## DATA LINES:
==============================

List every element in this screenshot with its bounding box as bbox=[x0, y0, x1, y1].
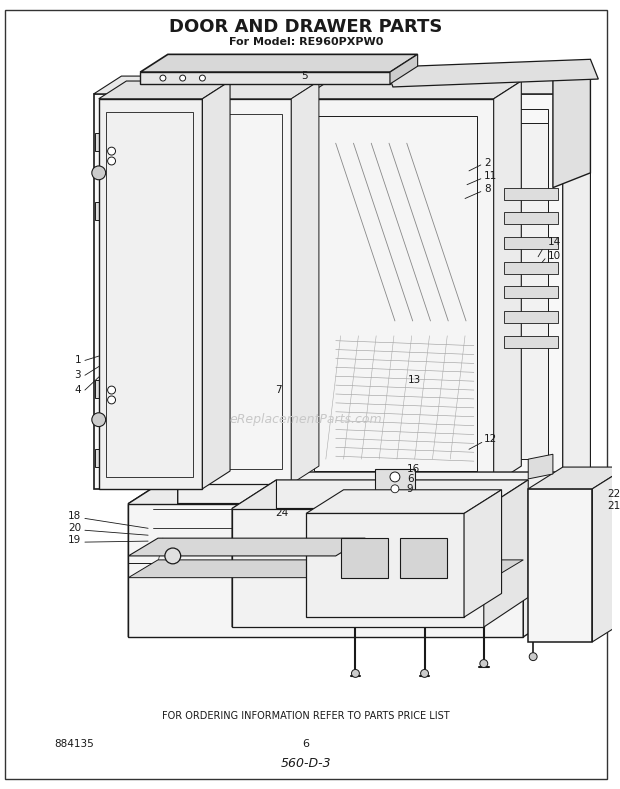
Polygon shape bbox=[553, 66, 590, 188]
Text: 4: 4 bbox=[74, 385, 81, 395]
Circle shape bbox=[92, 166, 105, 180]
Polygon shape bbox=[563, 76, 590, 489]
Text: 560-D-3: 560-D-3 bbox=[281, 757, 331, 770]
Polygon shape bbox=[301, 81, 521, 99]
Bar bbox=[503, 237, 558, 249]
Text: DOOR AND DRAWER PARTS: DOOR AND DRAWER PARTS bbox=[169, 17, 443, 36]
Text: 6: 6 bbox=[303, 739, 309, 749]
Polygon shape bbox=[301, 99, 494, 484]
Text: 20: 20 bbox=[68, 523, 81, 533]
Text: 8: 8 bbox=[484, 184, 490, 193]
Text: 9: 9 bbox=[407, 484, 414, 494]
Polygon shape bbox=[128, 123, 548, 459]
Text: 21: 21 bbox=[607, 500, 620, 510]
Bar bbox=[503, 188, 558, 200]
Polygon shape bbox=[232, 480, 277, 627]
Circle shape bbox=[165, 548, 180, 564]
Text: 5: 5 bbox=[301, 71, 308, 81]
Circle shape bbox=[200, 75, 205, 81]
Circle shape bbox=[352, 670, 360, 678]
Circle shape bbox=[108, 396, 115, 404]
Polygon shape bbox=[128, 538, 365, 556]
Text: 884135: 884135 bbox=[55, 739, 94, 749]
Circle shape bbox=[420, 670, 428, 678]
Polygon shape bbox=[99, 99, 202, 489]
Polygon shape bbox=[140, 54, 418, 72]
Polygon shape bbox=[523, 472, 573, 637]
Polygon shape bbox=[291, 81, 319, 484]
Text: 13: 13 bbox=[408, 376, 421, 385]
Text: 2: 2 bbox=[484, 158, 490, 168]
Circle shape bbox=[529, 653, 537, 660]
Text: 11: 11 bbox=[484, 170, 497, 181]
Polygon shape bbox=[232, 480, 528, 509]
Text: 14: 14 bbox=[548, 237, 561, 247]
Polygon shape bbox=[99, 81, 230, 99]
Bar bbox=[503, 286, 558, 298]
Text: 7: 7 bbox=[275, 385, 281, 395]
Bar bbox=[314, 115, 477, 471]
Text: eReplacementParts.com: eReplacementParts.com bbox=[230, 413, 383, 426]
Polygon shape bbox=[128, 560, 523, 578]
Polygon shape bbox=[592, 467, 620, 641]
Circle shape bbox=[108, 157, 115, 165]
Polygon shape bbox=[207, 81, 319, 99]
Text: FOR ORDERING INFORMATION REFER TO PARTS PRICE LIST: FOR ORDERING INFORMATION REFER TO PARTS … bbox=[162, 711, 450, 721]
Bar bbox=[95, 380, 117, 398]
Circle shape bbox=[108, 386, 115, 394]
Polygon shape bbox=[306, 514, 464, 617]
Polygon shape bbox=[464, 490, 502, 617]
Polygon shape bbox=[484, 480, 528, 627]
Text: 6: 6 bbox=[407, 474, 414, 484]
Bar bbox=[95, 133, 117, 151]
Text: 19: 19 bbox=[68, 535, 81, 545]
Bar bbox=[95, 203, 117, 220]
Bar bbox=[503, 212, 558, 224]
Bar bbox=[340, 538, 388, 578]
Text: 24: 24 bbox=[275, 508, 288, 518]
Bar bbox=[503, 336, 558, 348]
Bar bbox=[400, 538, 447, 578]
Polygon shape bbox=[94, 76, 590, 94]
Polygon shape bbox=[232, 509, 484, 627]
Circle shape bbox=[180, 75, 185, 81]
Polygon shape bbox=[202, 81, 230, 489]
Circle shape bbox=[480, 660, 488, 667]
Bar bbox=[105, 111, 193, 477]
Text: 10: 10 bbox=[548, 251, 561, 261]
Polygon shape bbox=[306, 490, 502, 514]
Polygon shape bbox=[375, 469, 415, 499]
Polygon shape bbox=[528, 489, 592, 641]
Polygon shape bbox=[128, 472, 573, 503]
Polygon shape bbox=[390, 54, 418, 84]
Bar bbox=[503, 262, 558, 274]
Polygon shape bbox=[207, 99, 291, 484]
Bar bbox=[95, 449, 117, 467]
Circle shape bbox=[92, 413, 105, 427]
Text: 22: 22 bbox=[607, 488, 620, 499]
Polygon shape bbox=[128, 472, 178, 637]
Polygon shape bbox=[528, 454, 553, 479]
Polygon shape bbox=[140, 72, 390, 84]
Circle shape bbox=[108, 148, 115, 155]
Text: For Model: RE960PXPW0: For Model: RE960PXPW0 bbox=[229, 36, 383, 47]
Circle shape bbox=[390, 472, 400, 482]
Polygon shape bbox=[494, 81, 521, 484]
Circle shape bbox=[391, 485, 399, 493]
Polygon shape bbox=[128, 503, 523, 637]
Text: 3: 3 bbox=[74, 370, 81, 380]
Text: 1: 1 bbox=[74, 355, 81, 365]
Polygon shape bbox=[528, 467, 620, 489]
Bar bbox=[215, 114, 282, 469]
Polygon shape bbox=[94, 94, 563, 489]
Circle shape bbox=[160, 75, 166, 81]
Text: 18: 18 bbox=[68, 511, 81, 522]
Bar bbox=[503, 311, 558, 323]
Text: 16: 16 bbox=[407, 464, 420, 474]
Text: 12: 12 bbox=[484, 435, 497, 444]
Polygon shape bbox=[385, 59, 598, 87]
Bar bbox=[108, 109, 548, 474]
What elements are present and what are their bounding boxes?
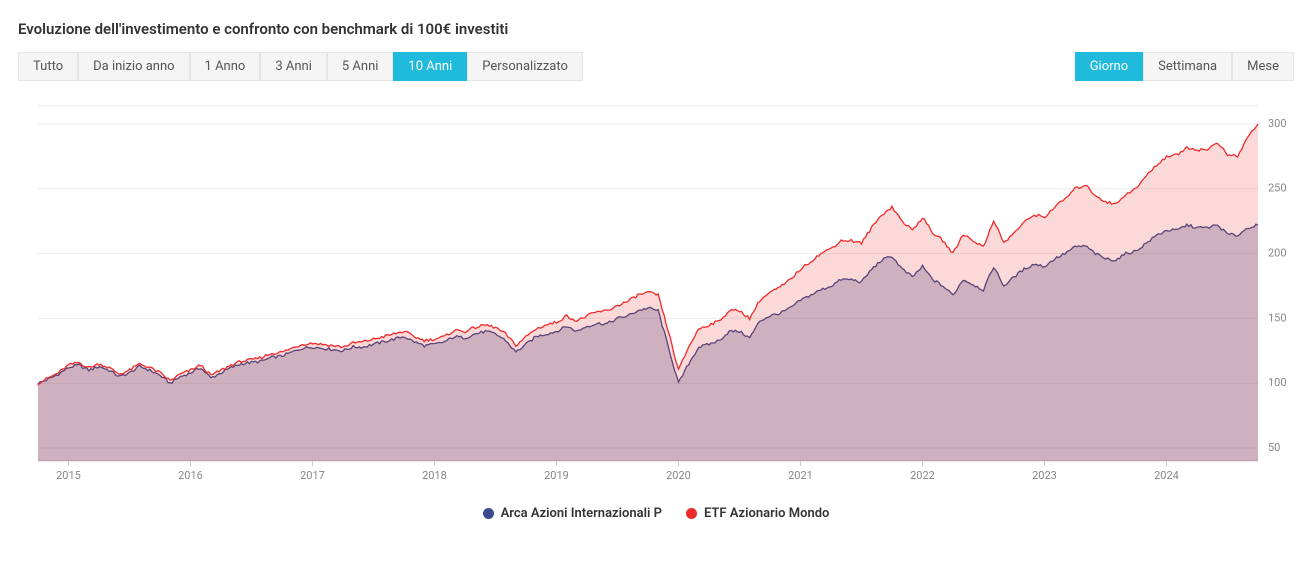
xtick-label: 2023 xyxy=(1032,469,1057,482)
range-button-4[interactable]: 5 Anni xyxy=(327,52,394,81)
range-button-0[interactable]: Tutto xyxy=(18,52,78,81)
chart-legend: Arca Azioni Internazionali P ETF Azionari… xyxy=(18,506,1294,521)
xtick-label: 2018 xyxy=(422,469,447,482)
xtick-label: 2022 xyxy=(910,469,935,482)
range-button-3[interactable]: 3 Anni xyxy=(260,52,327,81)
ytick-label: 100 xyxy=(1268,376,1287,389)
chart-title: Evoluzione dell'investimento e confronto… xyxy=(18,20,1294,38)
legend-item-1[interactable]: ETF Azionario Mondo xyxy=(686,506,829,521)
range-button-group: TuttoDa inizio anno1 Anno3 Anni5 Anni10 … xyxy=(18,52,583,81)
xtick-label: 2020 xyxy=(666,469,691,482)
legend-dot-icon xyxy=(686,508,697,519)
freq-button-group: GiornoSettimanaMese xyxy=(1075,52,1294,81)
series-area-1 xyxy=(38,124,1258,461)
legend-label: Arca Azioni Internazionali P xyxy=(501,506,662,521)
chart-container: 50 100 150 200 250 300 2015 2016 2017 2018 2019 202… xyxy=(18,101,1294,496)
xtick-label: 2021 xyxy=(788,469,813,482)
range-button-6[interactable]: Personalizzato xyxy=(467,52,583,81)
freq-button-0[interactable]: Giorno xyxy=(1075,52,1143,81)
ytick-label: 300 xyxy=(1268,117,1287,130)
legend-item-0[interactable]: Arca Azioni Internazionali P xyxy=(483,506,662,521)
xtick-label: 2016 xyxy=(178,469,203,482)
ytick-label: 250 xyxy=(1268,182,1287,195)
chart-controls: TuttoDa inizio anno1 Anno3 Anni5 Anni10 … xyxy=(18,52,1294,81)
ytick-label: 50 xyxy=(1268,441,1280,454)
range-button-5[interactable]: 10 Anni xyxy=(393,52,467,81)
legend-label: ETF Azionario Mondo xyxy=(704,506,829,521)
range-button-2[interactable]: 1 Anno xyxy=(190,52,261,81)
xtick-label: 2024 xyxy=(1154,469,1179,482)
ytick-label: 150 xyxy=(1268,311,1287,324)
range-button-1[interactable]: Da inizio anno xyxy=(78,52,189,81)
freq-button-1[interactable]: Settimana xyxy=(1143,52,1232,81)
xtick-label: 2019 xyxy=(544,469,569,482)
freq-button-2[interactable]: Mese xyxy=(1232,52,1294,81)
xtick-label: 2015 xyxy=(56,469,81,482)
line-chart: 50 100 150 200 250 300 2015 2016 2017 2018 2019 202… xyxy=(18,101,1294,496)
xtick-label: 2017 xyxy=(300,469,325,482)
ytick-label: 200 xyxy=(1268,246,1287,259)
legend-dot-icon xyxy=(483,508,494,519)
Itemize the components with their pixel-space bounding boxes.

==============================

Quote the lines above verbatim, starting with the line containing "Polygon shape bbox=[553, 66, 590, 188]" and ending with the line containing "Text: 6: 6 bbox=[407, 474, 414, 484]", both included.

## FINISHED EXERCISE:
Polygon shape bbox=[553, 66, 590, 188]
Text: 4: 4 bbox=[74, 385, 81, 395]
Circle shape bbox=[92, 166, 105, 180]
Polygon shape bbox=[563, 76, 590, 489]
Text: 560-D-3: 560-D-3 bbox=[281, 757, 331, 770]
Polygon shape bbox=[301, 81, 521, 99]
Bar bbox=[503, 237, 558, 249]
Text: DOOR AND DRAWER PARTS: DOOR AND DRAWER PARTS bbox=[169, 17, 443, 36]
Text: 6: 6 bbox=[303, 739, 309, 749]
Polygon shape bbox=[301, 99, 494, 484]
Text: 20: 20 bbox=[68, 523, 81, 533]
Text: 8: 8 bbox=[484, 184, 490, 193]
Text: 9: 9 bbox=[407, 484, 414, 494]
Polygon shape bbox=[128, 123, 548, 459]
Text: 21: 21 bbox=[607, 500, 620, 510]
Bar bbox=[503, 188, 558, 200]
Polygon shape bbox=[232, 480, 277, 627]
Circle shape bbox=[165, 548, 180, 564]
Text: 5: 5 bbox=[301, 71, 308, 81]
Circle shape bbox=[200, 75, 205, 81]
Circle shape bbox=[352, 670, 360, 678]
Circle shape bbox=[108, 396, 115, 404]
Polygon shape bbox=[128, 538, 365, 556]
Text: 884135: 884135 bbox=[55, 739, 94, 749]
Circle shape bbox=[420, 670, 428, 678]
Polygon shape bbox=[99, 99, 202, 489]
Polygon shape bbox=[140, 54, 418, 72]
Polygon shape bbox=[523, 472, 573, 637]
Polygon shape bbox=[291, 81, 319, 484]
Text: 13: 13 bbox=[408, 376, 421, 385]
Text: 2: 2 bbox=[484, 158, 490, 168]
Circle shape bbox=[529, 653, 537, 660]
Text: 11: 11 bbox=[484, 170, 497, 181]
Polygon shape bbox=[232, 480, 528, 509]
Text: 14: 14 bbox=[548, 237, 561, 247]
Polygon shape bbox=[99, 81, 230, 99]
Bar bbox=[503, 286, 558, 298]
Text: 7: 7 bbox=[275, 385, 281, 395]
Bar bbox=[314, 115, 477, 471]
Text: eReplacementParts.com: eReplacementParts.com bbox=[230, 413, 383, 426]
Polygon shape bbox=[128, 560, 523, 578]
Polygon shape bbox=[592, 467, 620, 641]
Circle shape bbox=[108, 157, 115, 165]
Polygon shape bbox=[207, 81, 319, 99]
Text: FOR ORDERING INFORMATION REFER TO PARTS PRICE LIST: FOR ORDERING INFORMATION REFER TO PARTS … bbox=[162, 711, 450, 721]
Bar bbox=[95, 380, 117, 398]
Circle shape bbox=[108, 386, 115, 394]
Polygon shape bbox=[306, 514, 464, 617]
Polygon shape bbox=[464, 490, 502, 617]
Polygon shape bbox=[484, 480, 528, 627]
Text: 6: 6 bbox=[407, 474, 414, 484]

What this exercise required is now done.